### What needs to be done
Rewrite the items from the start through the line with "- volume-bar: [547, 1220, 553, 1226]", that line included, replacing "y-tick-label" with "y-axis-label" and leaving everything else unchanged.

--

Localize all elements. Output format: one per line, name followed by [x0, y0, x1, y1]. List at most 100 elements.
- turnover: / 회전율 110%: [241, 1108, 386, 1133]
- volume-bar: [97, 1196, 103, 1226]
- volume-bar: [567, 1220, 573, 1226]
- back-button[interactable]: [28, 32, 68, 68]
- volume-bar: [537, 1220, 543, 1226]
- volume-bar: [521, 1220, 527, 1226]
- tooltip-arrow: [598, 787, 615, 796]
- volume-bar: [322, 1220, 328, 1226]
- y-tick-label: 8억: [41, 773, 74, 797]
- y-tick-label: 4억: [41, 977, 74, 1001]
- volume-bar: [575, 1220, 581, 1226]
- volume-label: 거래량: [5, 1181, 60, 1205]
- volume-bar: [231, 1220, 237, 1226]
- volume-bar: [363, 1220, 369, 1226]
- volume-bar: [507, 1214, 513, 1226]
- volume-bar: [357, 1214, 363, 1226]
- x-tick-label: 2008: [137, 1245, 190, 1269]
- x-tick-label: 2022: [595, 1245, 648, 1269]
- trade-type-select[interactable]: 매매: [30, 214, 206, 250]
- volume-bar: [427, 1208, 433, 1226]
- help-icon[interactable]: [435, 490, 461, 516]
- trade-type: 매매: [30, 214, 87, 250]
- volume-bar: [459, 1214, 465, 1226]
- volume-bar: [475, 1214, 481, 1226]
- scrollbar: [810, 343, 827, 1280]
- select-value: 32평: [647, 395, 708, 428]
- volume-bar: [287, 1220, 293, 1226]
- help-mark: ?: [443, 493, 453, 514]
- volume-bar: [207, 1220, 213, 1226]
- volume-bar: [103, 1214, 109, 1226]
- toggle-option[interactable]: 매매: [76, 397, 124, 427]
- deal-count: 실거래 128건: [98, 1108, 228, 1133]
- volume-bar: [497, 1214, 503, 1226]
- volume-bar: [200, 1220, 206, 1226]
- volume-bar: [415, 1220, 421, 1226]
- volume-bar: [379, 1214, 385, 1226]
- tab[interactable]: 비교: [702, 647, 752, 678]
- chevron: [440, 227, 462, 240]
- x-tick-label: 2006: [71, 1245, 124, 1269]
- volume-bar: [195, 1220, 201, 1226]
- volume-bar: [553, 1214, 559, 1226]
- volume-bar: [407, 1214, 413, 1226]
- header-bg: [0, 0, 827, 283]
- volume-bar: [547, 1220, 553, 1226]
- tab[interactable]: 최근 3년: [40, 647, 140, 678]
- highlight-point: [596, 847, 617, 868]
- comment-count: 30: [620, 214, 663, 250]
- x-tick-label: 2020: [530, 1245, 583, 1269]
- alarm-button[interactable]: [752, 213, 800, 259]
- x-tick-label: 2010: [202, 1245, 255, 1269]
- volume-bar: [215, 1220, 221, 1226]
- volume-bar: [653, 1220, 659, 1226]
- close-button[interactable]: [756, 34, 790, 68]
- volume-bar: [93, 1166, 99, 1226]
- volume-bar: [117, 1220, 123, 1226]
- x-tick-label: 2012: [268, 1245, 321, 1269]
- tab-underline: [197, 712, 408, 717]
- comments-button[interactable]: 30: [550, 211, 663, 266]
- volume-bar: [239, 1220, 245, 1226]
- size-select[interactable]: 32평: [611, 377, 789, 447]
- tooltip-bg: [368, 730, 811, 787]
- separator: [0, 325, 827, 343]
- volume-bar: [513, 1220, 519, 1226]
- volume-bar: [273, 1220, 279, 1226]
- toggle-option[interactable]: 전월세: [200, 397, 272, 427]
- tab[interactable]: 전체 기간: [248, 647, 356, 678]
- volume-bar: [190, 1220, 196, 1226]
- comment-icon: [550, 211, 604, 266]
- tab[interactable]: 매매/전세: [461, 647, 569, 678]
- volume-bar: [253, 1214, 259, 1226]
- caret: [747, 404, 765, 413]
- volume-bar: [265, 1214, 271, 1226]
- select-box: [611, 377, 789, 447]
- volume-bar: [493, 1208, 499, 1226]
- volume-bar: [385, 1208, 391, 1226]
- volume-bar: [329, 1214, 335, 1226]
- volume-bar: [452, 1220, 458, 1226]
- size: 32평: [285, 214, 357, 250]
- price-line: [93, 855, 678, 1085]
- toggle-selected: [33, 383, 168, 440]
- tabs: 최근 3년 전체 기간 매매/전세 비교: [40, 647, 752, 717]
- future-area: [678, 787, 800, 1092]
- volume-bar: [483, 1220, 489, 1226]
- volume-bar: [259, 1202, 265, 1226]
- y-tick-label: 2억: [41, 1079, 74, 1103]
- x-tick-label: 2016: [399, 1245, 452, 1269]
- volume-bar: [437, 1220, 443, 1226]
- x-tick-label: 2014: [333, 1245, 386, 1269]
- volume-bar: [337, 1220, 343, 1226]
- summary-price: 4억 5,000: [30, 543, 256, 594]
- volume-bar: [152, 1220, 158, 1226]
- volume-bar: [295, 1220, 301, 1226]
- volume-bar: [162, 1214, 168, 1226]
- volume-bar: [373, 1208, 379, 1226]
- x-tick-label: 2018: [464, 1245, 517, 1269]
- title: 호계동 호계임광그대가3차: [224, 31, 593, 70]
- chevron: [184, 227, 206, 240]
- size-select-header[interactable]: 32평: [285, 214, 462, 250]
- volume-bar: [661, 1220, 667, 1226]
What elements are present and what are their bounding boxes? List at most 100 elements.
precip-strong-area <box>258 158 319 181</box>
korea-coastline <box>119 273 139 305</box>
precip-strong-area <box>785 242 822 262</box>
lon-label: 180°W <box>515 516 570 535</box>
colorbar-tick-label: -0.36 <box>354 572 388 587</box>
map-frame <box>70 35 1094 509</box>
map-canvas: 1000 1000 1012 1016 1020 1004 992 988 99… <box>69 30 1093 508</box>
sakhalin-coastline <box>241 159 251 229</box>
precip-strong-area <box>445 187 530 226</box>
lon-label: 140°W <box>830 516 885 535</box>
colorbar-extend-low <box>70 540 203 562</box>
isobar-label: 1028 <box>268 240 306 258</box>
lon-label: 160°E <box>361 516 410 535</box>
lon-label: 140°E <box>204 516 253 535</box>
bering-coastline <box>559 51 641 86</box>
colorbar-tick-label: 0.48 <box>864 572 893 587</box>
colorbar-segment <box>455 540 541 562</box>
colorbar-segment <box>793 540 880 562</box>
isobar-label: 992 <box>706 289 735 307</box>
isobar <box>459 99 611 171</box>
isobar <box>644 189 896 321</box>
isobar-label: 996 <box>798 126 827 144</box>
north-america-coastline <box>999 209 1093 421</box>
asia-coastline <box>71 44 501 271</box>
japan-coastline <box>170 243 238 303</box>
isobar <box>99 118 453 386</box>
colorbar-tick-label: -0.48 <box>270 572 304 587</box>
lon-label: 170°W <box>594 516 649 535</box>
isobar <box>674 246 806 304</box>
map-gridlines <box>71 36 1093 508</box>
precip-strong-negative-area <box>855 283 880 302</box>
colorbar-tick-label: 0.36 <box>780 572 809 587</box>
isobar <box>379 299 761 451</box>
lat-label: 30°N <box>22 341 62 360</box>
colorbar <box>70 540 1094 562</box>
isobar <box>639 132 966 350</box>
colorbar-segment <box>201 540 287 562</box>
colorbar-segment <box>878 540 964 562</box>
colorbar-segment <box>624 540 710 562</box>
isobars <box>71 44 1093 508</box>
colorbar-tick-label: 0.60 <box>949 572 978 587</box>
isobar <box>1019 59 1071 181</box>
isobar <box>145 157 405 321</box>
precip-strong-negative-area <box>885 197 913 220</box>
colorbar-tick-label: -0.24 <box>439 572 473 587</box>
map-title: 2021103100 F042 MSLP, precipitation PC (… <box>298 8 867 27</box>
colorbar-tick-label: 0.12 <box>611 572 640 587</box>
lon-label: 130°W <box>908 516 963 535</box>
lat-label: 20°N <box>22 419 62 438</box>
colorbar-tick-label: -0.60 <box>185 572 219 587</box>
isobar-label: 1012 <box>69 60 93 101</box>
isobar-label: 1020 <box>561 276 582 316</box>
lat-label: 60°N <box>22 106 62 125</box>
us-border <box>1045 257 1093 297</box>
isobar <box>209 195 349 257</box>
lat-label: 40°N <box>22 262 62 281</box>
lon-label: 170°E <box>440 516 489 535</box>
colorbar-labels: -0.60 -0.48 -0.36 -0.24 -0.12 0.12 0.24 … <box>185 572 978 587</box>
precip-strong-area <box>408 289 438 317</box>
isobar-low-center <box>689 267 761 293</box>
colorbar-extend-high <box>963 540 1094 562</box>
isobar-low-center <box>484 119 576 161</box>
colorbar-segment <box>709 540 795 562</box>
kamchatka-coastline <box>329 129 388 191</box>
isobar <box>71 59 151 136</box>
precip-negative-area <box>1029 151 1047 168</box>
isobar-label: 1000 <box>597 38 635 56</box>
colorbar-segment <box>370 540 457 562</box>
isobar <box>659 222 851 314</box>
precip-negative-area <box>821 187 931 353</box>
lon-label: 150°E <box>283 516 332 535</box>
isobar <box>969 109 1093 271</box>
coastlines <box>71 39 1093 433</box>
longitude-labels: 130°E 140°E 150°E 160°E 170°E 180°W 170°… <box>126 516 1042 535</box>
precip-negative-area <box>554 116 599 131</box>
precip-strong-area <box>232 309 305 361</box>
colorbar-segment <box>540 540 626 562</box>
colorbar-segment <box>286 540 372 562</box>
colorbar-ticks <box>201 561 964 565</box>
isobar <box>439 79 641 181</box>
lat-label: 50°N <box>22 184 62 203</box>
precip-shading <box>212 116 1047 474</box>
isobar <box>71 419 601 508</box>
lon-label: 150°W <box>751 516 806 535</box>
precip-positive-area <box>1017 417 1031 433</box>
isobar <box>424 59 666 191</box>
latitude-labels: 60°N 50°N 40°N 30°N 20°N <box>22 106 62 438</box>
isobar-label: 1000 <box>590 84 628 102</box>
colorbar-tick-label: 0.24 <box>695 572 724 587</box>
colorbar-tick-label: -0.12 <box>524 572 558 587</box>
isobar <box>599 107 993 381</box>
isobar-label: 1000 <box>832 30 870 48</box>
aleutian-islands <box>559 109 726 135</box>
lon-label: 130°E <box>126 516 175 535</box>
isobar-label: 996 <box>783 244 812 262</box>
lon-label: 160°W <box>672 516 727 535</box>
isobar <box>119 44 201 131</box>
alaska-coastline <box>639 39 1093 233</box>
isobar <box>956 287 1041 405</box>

--

### Answer to this exercise
Localize all elements. Output format: one per line, name followed by [x0, y0, x1, y1]. List at most 100 elements.
- turnover: / 회전율 110%: [241, 1108, 386, 1133]
- volume-bar: [97, 1196, 103, 1226]
- volume-bar: [567, 1220, 573, 1226]
- back-button[interactable]: [28, 32, 68, 68]
- volume-bar: [537, 1220, 543, 1226]
- volume-bar: [521, 1220, 527, 1226]
- tooltip-arrow: [598, 787, 615, 796]
- volume-bar: [322, 1220, 328, 1226]
- y-axis-label: 8억: [41, 773, 74, 797]
- y-axis-label: 4억: [41, 977, 74, 1001]
- volume-bar: [575, 1220, 581, 1226]
- volume-label: 거래량: [5, 1181, 60, 1205]
- volume-bar: [231, 1220, 237, 1226]
- volume-bar: [363, 1220, 369, 1226]
- volume-bar: [507, 1214, 513, 1226]
- volume-bar: [357, 1214, 363, 1226]
- x-tick-label: 2008: [137, 1245, 190, 1269]
- x-tick-label: 2022: [595, 1245, 648, 1269]
- trade-type-select[interactable]: 매매: [30, 214, 206, 250]
- volume-bar: [427, 1208, 433, 1226]
- help-icon[interactable]: [435, 490, 461, 516]
- trade-type: 매매: [30, 214, 87, 250]
- volume-bar: [459, 1214, 465, 1226]
- volume-bar: [475, 1214, 481, 1226]
- scrollbar: [810, 343, 827, 1280]
- select-value: 32평: [647, 395, 708, 428]
- volume-bar: [287, 1220, 293, 1226]
- help-mark: ?: [443, 493, 453, 514]
- volume-bar: [207, 1220, 213, 1226]
- volume-bar: [103, 1214, 109, 1226]
- toggle-option[interactable]: 매매: [76, 397, 124, 427]
- deal-count: 실거래 128건: [98, 1108, 228, 1133]
- volume-bar: [497, 1214, 503, 1226]
- volume-bar: [200, 1220, 206, 1226]
- volume-bar: [415, 1220, 421, 1226]
- volume-bar: [379, 1214, 385, 1226]
- tab[interactable]: 비교: [702, 647, 752, 678]
- chevron: [440, 227, 462, 240]
- x-tick-label: 2006: [71, 1245, 124, 1269]
- volume-bar: [195, 1220, 201, 1226]
- volume-bar: [553, 1214, 559, 1226]
- volume-bar: [407, 1214, 413, 1226]
- header-bg: [0, 0, 827, 283]
- volume-bar: [547, 1220, 553, 1226]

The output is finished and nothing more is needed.